Task material:
[start]

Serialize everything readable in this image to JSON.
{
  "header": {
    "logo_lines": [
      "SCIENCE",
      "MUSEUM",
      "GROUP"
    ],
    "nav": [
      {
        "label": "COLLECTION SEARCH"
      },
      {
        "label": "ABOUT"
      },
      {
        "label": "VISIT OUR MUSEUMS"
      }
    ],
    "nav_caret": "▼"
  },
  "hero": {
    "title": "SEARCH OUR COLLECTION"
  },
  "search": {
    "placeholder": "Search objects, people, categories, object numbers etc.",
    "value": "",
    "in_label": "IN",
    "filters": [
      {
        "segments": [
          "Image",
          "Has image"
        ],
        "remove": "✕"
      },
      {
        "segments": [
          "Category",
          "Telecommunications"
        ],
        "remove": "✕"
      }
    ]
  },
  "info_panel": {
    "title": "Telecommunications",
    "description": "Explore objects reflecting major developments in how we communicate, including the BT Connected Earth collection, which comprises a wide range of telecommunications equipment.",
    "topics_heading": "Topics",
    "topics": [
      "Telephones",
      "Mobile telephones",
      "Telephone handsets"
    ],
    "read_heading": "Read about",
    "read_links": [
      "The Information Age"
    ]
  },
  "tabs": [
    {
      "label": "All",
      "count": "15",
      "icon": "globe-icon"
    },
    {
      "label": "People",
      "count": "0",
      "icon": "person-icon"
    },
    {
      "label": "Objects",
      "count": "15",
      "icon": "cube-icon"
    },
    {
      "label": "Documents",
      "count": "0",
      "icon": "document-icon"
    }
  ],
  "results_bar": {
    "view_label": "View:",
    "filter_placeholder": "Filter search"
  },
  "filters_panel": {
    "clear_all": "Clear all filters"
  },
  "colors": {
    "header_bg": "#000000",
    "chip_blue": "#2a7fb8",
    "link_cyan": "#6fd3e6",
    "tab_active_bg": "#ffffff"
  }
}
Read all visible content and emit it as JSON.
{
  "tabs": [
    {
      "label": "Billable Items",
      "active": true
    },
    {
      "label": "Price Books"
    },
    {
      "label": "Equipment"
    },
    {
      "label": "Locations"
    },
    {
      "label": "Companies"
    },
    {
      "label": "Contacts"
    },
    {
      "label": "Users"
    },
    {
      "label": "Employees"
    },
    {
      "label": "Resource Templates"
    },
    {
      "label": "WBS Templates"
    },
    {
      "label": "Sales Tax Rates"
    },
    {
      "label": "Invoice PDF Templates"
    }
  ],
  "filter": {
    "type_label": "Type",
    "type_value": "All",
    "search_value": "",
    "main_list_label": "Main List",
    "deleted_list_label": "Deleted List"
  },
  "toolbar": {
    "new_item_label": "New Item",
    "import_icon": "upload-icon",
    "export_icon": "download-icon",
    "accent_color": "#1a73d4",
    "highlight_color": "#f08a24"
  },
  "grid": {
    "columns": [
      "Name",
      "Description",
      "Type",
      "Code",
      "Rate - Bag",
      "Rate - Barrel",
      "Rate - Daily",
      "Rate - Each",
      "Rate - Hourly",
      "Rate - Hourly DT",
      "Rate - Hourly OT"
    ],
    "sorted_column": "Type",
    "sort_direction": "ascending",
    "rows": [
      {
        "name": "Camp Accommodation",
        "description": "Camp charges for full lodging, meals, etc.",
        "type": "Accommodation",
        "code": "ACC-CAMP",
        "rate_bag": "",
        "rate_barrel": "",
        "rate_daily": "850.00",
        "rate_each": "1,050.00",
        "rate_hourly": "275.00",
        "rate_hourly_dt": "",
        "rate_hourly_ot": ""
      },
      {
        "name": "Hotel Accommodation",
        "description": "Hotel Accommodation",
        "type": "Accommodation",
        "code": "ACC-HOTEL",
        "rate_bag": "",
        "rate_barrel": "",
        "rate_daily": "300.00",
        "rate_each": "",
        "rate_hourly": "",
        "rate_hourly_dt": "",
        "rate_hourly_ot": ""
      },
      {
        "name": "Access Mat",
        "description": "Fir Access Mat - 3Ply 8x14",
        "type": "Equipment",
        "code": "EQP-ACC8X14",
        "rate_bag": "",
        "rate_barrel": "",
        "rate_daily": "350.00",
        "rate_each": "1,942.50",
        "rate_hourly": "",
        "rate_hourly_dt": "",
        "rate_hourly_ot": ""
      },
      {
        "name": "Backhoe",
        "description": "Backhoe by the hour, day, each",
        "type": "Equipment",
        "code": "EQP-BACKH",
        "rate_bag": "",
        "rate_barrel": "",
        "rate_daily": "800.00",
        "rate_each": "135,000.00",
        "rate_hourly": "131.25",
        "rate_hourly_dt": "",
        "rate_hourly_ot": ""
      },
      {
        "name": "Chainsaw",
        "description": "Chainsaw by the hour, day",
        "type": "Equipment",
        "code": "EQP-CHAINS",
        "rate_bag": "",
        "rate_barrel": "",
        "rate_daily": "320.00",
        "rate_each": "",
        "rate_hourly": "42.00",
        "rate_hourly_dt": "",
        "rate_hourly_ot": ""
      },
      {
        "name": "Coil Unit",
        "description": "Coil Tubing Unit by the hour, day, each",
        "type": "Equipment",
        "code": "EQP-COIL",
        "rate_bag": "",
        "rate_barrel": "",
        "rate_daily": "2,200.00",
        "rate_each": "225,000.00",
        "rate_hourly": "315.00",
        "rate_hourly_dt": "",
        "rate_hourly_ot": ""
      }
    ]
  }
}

[end]

The request: Set down every line of the listing above again, exactly as given.

Task result:
Serialize everything readable in this image to JSON.
{
  "header": {
    "logo_lines": [
      "SCIENCE",
      "MUSEUM",
      "GROUP"
    ],
    "nav": [
      {
        "label": "COLLECTION SEARCH"
      },
      {
        "label": "ABOUT"
      },
      {
        "label": "VISIT OUR MUSEUMS"
      }
    ],
    "nav_caret": "▼"
  },
  "hero": {
    "title": "SEARCH OUR COLLECTION"
  },
  "search": {
    "placeholder": "Search objects, people, categories, object numbers etc.",
    "value": "",
    "in_label": "IN",
    "filters": [
      {
        "segments": [
          "Image",
          "Has image"
        ],
        "remove": "✕"
      },
      {
        "segments": [
          "Category",
          "Telecommunications"
        ],
        "remove": "✕"
      }
    ]
  },
  "info_panel": {
    "title": "Telecommunications",
    "description": "Explore objects reflecting major developments in how we communicate, including the BT Connected Earth collection, which comprises a wide range of telecommunications equipment.",
    "topics_heading": "Topics",
    "topics": [
      "Telephones",
      "Mobile telephones",
      "Telephone handsets"
    ],
    "read_heading": "Read about",
    "read_links": [
      "The Information Age"
    ]
  },
  "tabs": [
    {
      "label": "All",
      "count": "15",
      "icon": "globe-icon"
    },
    {
      "label": "People",
      "count": "0",
      "icon": "person-icon"
    },
    {
      "label": "Objects",
      "count": "15",
      "icon": "cube-icon"
    },
    {
      "label": "Documents",
      "count": "0",
      "icon": "document-icon"
    }
  ],
  "results_bar": {
    "view_label": "View:",
    "filter_placeholder": "Filter search"
  },
  "filters_panel": {
    "clear_all": "Clear all filters"
  },
  "colors": {
    "header_bg": "#000000",
    "chip_blue": "#2a7fb8",
    "link_cyan": "#6fd3e6",
    "tab_active_bg": "#ffffff"
  }
}
Read all visible content and emit it as JSON.
{
  "tabs": [
    {
      "label": "Billable Items",
      "active": true
    },
    {
      "label": "Price Books"
    },
    {
      "label": "Equipment"
    },
    {
      "label": "Locations"
    },
    {
      "label": "Companies"
    },
    {
      "label": "Contacts"
    },
    {
      "label": "Users"
    },
    {
      "label": "Employees"
    },
    {
      "label": "Resource Templates"
    },
    {
      "label": "WBS Templates"
    },
    {
      "label": "Sales Tax Rates"
    },
    {
      "label": "Invoice PDF Templates"
    }
  ],
  "filter": {
    "type_label": "Type",
    "type_value": "All",
    "search_value": "",
    "main_list_label": "Main List",
    "deleted_list_label": "Deleted List"
  },
  "toolbar": {
    "new_item_label": "New Item",
    "import_icon": "upload-icon",
    "export_icon": "download-icon",
    "accent_color": "#1a73d4",
    "highlight_color": "#f08a24"
  },
  "grid": {
    "columns": [
      "Name",
      "Description",
      "Type",
      "Code",
      "Rate - Bag",
      "Rate - Barrel",
      "Rate - Daily",
      "Rate - Each",
      "Rate - Hourly",
      "Rate - Hourly DT",
      "Rate - Hourly OT"
    ],
    "sorted_column": "Type",
    "sort_direction": "ascending",
    "rows": [
      {
        "name": "Camp Accommodation",
        "description": "Camp charges for full lodging, meals, etc.",
        "type": "Accommodation",
        "code": "ACC-CAMP",
        "rate_bag": "",
        "rate_barrel": "",
        "rate_daily": "850.00",
        "rate_each": "1,050.00",
        "rate_hourly": "275.00",
        "rate_hourly_dt": "",
        "rate_hourly_ot": ""
      },
      {
        "name": "Hotel Accommodation",
        "description": "Hotel Accommodation",
        "type": "Accommodation",
        "code": "ACC-HOTEL",
        "rate_bag": "",
        "rate_barrel": "",
        "rate_daily": "300.00",
        "rate_each": "",
        "rate_hourly": "",
        "rate_hourly_dt": "",
        "rate_hourly_ot": ""
      },
      {
        "name": "Access Mat",
        "description": "Fir Access Mat - 3Ply 8x14",
        "type": "Equipment",
        "code": "EQP-ACC8X14",
        "rate_bag": "",
        "rate_barrel": "",
        "rate_daily": "350.00",
        "rate_each": "1,942.50",
        "rate_hourly": "",
        "rate_hourly_dt": "",
        "rate_hourly_ot": ""
      },
      {
        "name": "Backhoe",
        "description": "Backhoe by the hour, day, each",
        "type": "Equipment",
        "code": "EQP-BACKH",
        "rate_bag": "",
        "rate_barrel": "",
        "rate_daily": "800.00",
        "rate_each": "135,000.00",
        "rate_hourly": "131.25",
        "rate_hourly_dt": "",
        "rate_hourly_ot": ""
      },
      {
        "name": "Chainsaw",
        "description": "Chainsaw by the hour, day",
        "type": "Equipment",
        "code": "EQP-CHAINS",
        "rate_bag": "",
        "rate_barrel": "",
        "rate_daily": "320.00",
        "rate_each": "",
        "rate_hourly": "42.00",
        "rate_hourly_dt": "",
        "rate_hourly_ot": ""
      },
      {
        "name": "Coil Unit",
        "description": "Coil Tubing Unit by the hour, day, each",
        "type": "Equipment",
        "code": "EQP-COIL",
        "rate_bag": "",
        "rate_barrel": "",
        "rate_daily": "2,200.00",
        "rate_each": "225,000.00",
        "rate_hourly": "315.00",
        "rate_hourly_dt": "",
        "rate_hourly_ot": ""
      }
    ]
  }
}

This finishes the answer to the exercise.